WRITTEN TASK> Print the data exactly, leaving nothing out.

═════ DATA SUPPLIED ═════

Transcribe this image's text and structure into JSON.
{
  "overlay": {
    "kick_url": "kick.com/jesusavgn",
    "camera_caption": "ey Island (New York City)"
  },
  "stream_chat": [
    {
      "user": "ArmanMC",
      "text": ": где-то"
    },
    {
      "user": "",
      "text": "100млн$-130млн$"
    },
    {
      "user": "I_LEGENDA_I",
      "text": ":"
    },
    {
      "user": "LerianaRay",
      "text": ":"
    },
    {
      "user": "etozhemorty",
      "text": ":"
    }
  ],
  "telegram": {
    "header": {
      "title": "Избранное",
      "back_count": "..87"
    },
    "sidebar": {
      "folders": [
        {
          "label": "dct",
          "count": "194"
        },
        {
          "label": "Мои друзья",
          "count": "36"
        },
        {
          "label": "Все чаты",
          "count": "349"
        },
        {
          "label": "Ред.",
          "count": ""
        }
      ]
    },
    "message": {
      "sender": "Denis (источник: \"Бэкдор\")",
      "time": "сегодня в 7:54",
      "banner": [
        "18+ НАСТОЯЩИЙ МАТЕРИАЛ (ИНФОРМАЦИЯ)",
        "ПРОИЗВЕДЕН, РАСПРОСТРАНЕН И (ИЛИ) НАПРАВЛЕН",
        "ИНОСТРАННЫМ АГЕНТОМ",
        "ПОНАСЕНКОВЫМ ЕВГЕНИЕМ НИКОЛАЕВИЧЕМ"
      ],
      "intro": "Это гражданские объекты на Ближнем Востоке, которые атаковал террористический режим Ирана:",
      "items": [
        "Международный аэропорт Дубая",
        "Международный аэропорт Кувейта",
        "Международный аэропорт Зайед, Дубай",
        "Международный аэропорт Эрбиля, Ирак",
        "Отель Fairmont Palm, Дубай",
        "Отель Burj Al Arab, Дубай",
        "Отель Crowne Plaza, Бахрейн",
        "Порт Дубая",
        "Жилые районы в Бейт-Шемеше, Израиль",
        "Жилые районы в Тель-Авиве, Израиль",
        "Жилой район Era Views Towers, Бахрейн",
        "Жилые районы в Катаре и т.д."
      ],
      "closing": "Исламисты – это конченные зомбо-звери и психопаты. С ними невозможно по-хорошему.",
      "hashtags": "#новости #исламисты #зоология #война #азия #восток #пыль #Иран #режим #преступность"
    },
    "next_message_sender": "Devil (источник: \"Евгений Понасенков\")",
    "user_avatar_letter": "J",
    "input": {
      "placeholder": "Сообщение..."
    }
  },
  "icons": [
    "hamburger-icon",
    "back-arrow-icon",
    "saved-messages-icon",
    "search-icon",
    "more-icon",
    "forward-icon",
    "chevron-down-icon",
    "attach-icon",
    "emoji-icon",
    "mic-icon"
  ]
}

═════

EXERCISE RESPONSE>
Transcribe this image's text and structure into JSON.
{
  "overlay": {
    "kick_url": "kick.com/jesusavgn",
    "camera_caption": "ey Island (New York City)"
  },
  "stream_chat": [
    {
      "user": "ArmanMC",
      "text": ": где-то"
    },
    {
      "user": "",
      "text": "100млн$-130млн$"
    },
    {
      "user": "I_LEGENDA_I",
      "text": ":"
    },
    {
      "user": "LerianaRay",
      "text": ":"
    },
    {
      "user": "etozhemorty",
      "text": ":"
    }
  ],
  "telegram": {
    "header": {
      "title": "Избранное",
      "back_count": "..87"
    },
    "sidebar": {
      "folders": [
        {
          "label": "dct",
          "count": "194"
        },
        {
          "label": "Мои друзья",
          "count": "36"
        },
        {
          "label": "Все чаты",
          "count": "349"
        },
        {
          "label": "Ред.",
          "count": ""
        }
      ]
    },
    "message": {
      "sender": "Denis (источник: \"Бэкдор\")",
      "time": "сегодня в 7:54",
      "banner": [
        "18+ НАСТОЯЩИЙ МАТЕРИАЛ (ИНФОРМАЦИЯ)",
        "ПРОИЗВЕДЕН, РАСПРОСТРАНЕН И (ИЛИ) НАПРАВЛЕН",
        "ИНОСТРАННЫМ АГЕНТОМ",
        "ПОНАСЕНКОВЫМ ЕВГЕНИЕМ НИКОЛАЕВИЧЕМ"
      ],
      "intro": "Это гражданские объекты на Ближнем Востоке, которые атаковал террористический режим Ирана:",
      "items": [
        "Международный аэропорт Дубая",
        "Международный аэропорт Кувейта",
        "Международный аэропорт Зайед, Дубай",
        "Международный аэропорт Эрбиля, Ирак",
        "Отель Fairmont Palm, Дубай",
        "Отель Burj Al Arab, Дубай",
        "Отель Crowne Plaza, Бахрейн",
        "Порт Дубая",
        "Жилые районы в Бейт-Шемеше, Израиль",
        "Жилые районы в Тель-Авиве, Израиль",
        "Жилой район Era Views Towers, Бахрейн",
        "Жилые районы в Катаре и т.д."
      ],
      "closing": "Исламисты – это конченные зомбо-звери и психопаты. С ними невозможно по-хорошему.",
      "hashtags": "#новости #исламисты #зоология #война #азия #восток #пыль #Иран #режим #преступность"
    },
    "next_message_sender": "Devil (источник: \"Евгений Понасенков\")",
    "user_avatar_letter": "J",
    "input": {
      "placeholder": "Сообщение..."
    }
  },
  "icons": [
    "hamburger-icon",
    "back-arrow-icon",
    "saved-messages-icon",
    "search-icon",
    "more-icon",
    "forward-icon",
    "chevron-down-icon",
    "attach-icon",
    "emoji-icon",
    "mic-icon"
  ]
}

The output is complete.